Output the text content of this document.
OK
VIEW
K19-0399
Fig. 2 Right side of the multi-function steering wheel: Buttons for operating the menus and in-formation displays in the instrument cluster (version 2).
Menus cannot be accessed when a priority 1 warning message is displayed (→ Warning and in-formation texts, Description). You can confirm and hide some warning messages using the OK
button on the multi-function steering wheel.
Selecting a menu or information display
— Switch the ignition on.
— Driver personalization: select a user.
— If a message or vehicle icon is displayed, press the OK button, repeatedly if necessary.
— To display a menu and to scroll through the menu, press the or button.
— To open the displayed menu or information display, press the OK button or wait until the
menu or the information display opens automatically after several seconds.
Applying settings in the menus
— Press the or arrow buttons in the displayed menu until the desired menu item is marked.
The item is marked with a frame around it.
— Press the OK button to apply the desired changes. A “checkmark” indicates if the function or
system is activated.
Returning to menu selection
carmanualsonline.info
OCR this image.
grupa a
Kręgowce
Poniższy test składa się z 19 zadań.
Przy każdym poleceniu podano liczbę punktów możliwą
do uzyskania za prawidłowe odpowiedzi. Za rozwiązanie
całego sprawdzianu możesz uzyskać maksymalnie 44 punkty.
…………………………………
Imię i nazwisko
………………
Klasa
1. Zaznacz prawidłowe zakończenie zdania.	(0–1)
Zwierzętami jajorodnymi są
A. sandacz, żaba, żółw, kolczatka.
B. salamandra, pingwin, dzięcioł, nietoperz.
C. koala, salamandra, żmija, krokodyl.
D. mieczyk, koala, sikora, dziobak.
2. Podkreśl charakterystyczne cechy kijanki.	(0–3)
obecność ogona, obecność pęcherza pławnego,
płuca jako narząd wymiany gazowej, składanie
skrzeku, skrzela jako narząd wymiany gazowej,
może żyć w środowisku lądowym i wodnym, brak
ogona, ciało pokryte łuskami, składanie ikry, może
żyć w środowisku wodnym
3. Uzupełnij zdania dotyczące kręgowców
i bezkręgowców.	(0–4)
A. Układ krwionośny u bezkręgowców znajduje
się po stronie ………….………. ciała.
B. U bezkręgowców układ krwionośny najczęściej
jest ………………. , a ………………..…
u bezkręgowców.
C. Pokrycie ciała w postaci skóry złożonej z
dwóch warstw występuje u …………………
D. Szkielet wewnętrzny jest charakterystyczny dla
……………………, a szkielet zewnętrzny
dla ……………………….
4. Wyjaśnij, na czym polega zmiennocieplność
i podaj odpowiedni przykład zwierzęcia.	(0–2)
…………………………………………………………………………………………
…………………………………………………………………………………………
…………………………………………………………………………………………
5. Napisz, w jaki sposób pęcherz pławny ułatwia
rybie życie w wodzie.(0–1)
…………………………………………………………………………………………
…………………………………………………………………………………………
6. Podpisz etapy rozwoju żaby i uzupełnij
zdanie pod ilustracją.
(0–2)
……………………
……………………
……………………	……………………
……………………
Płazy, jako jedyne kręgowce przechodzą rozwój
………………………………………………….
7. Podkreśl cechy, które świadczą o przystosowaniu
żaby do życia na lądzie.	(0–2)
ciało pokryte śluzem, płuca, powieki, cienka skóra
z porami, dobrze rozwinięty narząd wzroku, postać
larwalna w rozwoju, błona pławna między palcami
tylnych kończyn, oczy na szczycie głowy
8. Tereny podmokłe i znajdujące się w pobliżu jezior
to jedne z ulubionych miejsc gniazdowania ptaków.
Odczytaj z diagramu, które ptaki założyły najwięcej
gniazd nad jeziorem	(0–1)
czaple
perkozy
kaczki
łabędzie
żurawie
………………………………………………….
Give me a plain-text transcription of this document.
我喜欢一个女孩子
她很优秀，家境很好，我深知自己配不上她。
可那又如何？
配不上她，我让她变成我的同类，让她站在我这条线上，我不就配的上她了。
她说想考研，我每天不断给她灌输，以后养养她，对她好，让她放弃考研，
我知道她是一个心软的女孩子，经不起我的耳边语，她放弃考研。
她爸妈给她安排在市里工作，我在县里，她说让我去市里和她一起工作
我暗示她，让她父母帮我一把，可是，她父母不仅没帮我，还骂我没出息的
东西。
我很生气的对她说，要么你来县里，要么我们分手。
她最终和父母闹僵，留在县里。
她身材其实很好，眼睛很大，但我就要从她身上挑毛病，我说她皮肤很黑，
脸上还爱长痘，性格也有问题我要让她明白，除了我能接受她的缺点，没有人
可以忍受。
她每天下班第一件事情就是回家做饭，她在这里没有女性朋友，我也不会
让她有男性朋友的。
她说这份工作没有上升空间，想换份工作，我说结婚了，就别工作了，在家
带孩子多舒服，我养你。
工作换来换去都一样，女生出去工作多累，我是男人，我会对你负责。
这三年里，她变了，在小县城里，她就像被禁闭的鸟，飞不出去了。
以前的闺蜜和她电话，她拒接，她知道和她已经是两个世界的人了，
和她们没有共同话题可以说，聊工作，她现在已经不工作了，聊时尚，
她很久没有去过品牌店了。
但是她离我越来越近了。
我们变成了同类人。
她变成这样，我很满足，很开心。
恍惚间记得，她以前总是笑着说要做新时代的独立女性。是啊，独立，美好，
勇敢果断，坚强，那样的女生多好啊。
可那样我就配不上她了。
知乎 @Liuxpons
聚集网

[Direction]: Your answer should be a single number: the count of lines in the listing that contain the word "jako".

[Response]: 3